Stored items from a collection:
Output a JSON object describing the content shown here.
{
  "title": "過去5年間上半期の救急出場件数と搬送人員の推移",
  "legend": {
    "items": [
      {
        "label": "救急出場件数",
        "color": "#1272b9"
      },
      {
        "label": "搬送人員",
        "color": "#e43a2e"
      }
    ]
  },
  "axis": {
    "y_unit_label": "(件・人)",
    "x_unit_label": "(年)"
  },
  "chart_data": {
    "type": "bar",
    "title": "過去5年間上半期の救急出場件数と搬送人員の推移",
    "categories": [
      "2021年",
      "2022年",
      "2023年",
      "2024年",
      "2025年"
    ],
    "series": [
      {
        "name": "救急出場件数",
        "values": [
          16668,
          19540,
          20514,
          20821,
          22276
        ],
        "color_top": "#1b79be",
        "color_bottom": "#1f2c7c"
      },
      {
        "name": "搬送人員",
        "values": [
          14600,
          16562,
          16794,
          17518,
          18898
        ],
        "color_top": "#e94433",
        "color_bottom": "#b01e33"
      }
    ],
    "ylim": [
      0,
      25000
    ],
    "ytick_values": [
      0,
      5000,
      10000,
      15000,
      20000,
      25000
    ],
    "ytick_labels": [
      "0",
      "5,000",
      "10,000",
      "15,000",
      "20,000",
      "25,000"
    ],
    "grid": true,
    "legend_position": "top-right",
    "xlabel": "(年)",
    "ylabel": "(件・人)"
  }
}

* [WHAT IS ASKED] Return every line exactly.

* [SOLVED PROBLEM]
Output a JSON object describing the content shown here.
{
  "title": "過去5年間上半期の救急出場件数と搬送人員の推移",
  "legend": {
    "items": [
      {
        "label": "救急出場件数",
        "color": "#1272b9"
      },
      {
        "label": "搬送人員",
        "color": "#e43a2e"
      }
    ]
  },
  "axis": {
    "y_unit_label": "(件・人)",
    "x_unit_label": "(年)"
  },
  "chart_data": {
    "type": "bar",
    "title": "過去5年間上半期の救急出場件数と搬送人員の推移",
    "categories": [
      "2021年",
      "2022年",
      "2023年",
      "2024年",
      "2025年"
    ],
    "series": [
      {
        "name": "救急出場件数",
        "values": [
          16668,
          19540,
          20514,
          20821,
          22276
        ],
        "color_top": "#1b79be",
        "color_bottom": "#1f2c7c"
      },
      {
        "name": "搬送人員",
        "values": [
          14600,
          16562,
          16794,
          17518,
          18898
        ],
        "color_top": "#e94433",
        "color_bottom": "#b01e33"
      }
    ],
    "ylim": [
      0,
      25000
    ],
    "ytick_values": [
      0,
      5000,
      10000,
      15000,
      20000,
      25000
    ],
    "ytick_labels": [
      "0",
      "5,000",
      "10,000",
      "15,000",
      "20,000",
      "25,000"
    ],
    "grid": true,
    "legend_position": "top-right",
    "xlabel": "(年)",
    "ylabel": "(件・人)"
  }
}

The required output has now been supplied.